* _What the exercise asks_
Can the data below be echoed back word for word?
─── Data lines ───
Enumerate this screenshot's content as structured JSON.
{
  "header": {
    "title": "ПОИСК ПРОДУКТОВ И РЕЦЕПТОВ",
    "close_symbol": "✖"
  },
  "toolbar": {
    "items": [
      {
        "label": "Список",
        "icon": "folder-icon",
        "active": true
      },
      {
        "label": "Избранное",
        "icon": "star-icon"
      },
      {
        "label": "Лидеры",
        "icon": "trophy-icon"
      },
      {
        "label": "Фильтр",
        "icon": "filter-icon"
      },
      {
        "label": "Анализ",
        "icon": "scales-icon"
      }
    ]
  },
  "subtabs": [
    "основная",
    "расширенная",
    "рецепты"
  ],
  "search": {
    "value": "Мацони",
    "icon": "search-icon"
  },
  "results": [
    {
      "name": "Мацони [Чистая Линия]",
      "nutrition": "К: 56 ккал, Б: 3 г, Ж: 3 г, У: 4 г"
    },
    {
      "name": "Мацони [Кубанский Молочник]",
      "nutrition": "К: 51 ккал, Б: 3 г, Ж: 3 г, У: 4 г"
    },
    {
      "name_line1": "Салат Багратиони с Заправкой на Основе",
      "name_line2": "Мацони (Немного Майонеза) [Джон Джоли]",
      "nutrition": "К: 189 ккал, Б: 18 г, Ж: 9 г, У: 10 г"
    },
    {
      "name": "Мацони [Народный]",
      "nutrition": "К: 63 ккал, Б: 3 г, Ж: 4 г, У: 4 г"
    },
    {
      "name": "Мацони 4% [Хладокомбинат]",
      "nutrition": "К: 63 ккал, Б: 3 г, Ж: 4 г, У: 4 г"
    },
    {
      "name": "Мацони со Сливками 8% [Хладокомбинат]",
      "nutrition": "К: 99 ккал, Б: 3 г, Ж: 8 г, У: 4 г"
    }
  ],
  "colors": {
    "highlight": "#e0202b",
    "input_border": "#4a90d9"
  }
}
───
* _Output of the exercise_
Enumerate this screenshot's content as structured JSON.
{
  "header": {
    "title": "ПОИСК ПРОДУКТОВ И РЕЦЕПТОВ",
    "close_symbol": "✖"
  },
  "toolbar": {
    "items": [
      {
        "label": "Список",
        "icon": "folder-icon",
        "active": true
      },
      {
        "label": "Избранное",
        "icon": "star-icon"
      },
      {
        "label": "Лидеры",
        "icon": "trophy-icon"
      },
      {
        "label": "Фильтр",
        "icon": "filter-icon"
      },
      {
        "label": "Анализ",
        "icon": "scales-icon"
      }
    ]
  },
  "subtabs": [
    "основная",
    "расширенная",
    "рецепты"
  ],
  "search": {
    "value": "Мацони",
    "icon": "search-icon"
  },
  "results": [
    {
      "name": "Мацони [Чистая Линия]",
      "nutrition": "К: 56 ккал, Б: 3 г, Ж: 3 г, У: 4 г"
    },
    {
      "name": "Мацони [Кубанский Молочник]",
      "nutrition": "К: 51 ккал, Б: 3 г, Ж: 3 г, У: 4 г"
    },
    {
      "name_line1": "Салат Багратиони с Заправкой на Основе",
      "name_line2": "Мацони (Немного Майонеза) [Джон Джоли]",
      "nutrition": "К: 189 ккал, Б: 18 г, Ж: 9 г, У: 10 г"
    },
    {
      "name": "Мацони [Народный]",
      "nutrition": "К: 63 ккал, Б: 3 г, Ж: 4 г, У: 4 г"
    },
    {
      "name": "Мацони 4% [Хладокомбинат]",
      "nutrition": "К: 63 ккал, Б: 3 г, Ж: 4 г, У: 4 г"
    },
    {
      "name": "Мацони со Сливками 8% [Хладокомбинат]",
      "nutrition": "К: 99 ккал, Б: 3 г, Ж: 8 г, У: 4 г"
    }
  ],
  "colors": {
    "highlight": "#e0202b",
    "input_border": "#4a90d9"
  }
}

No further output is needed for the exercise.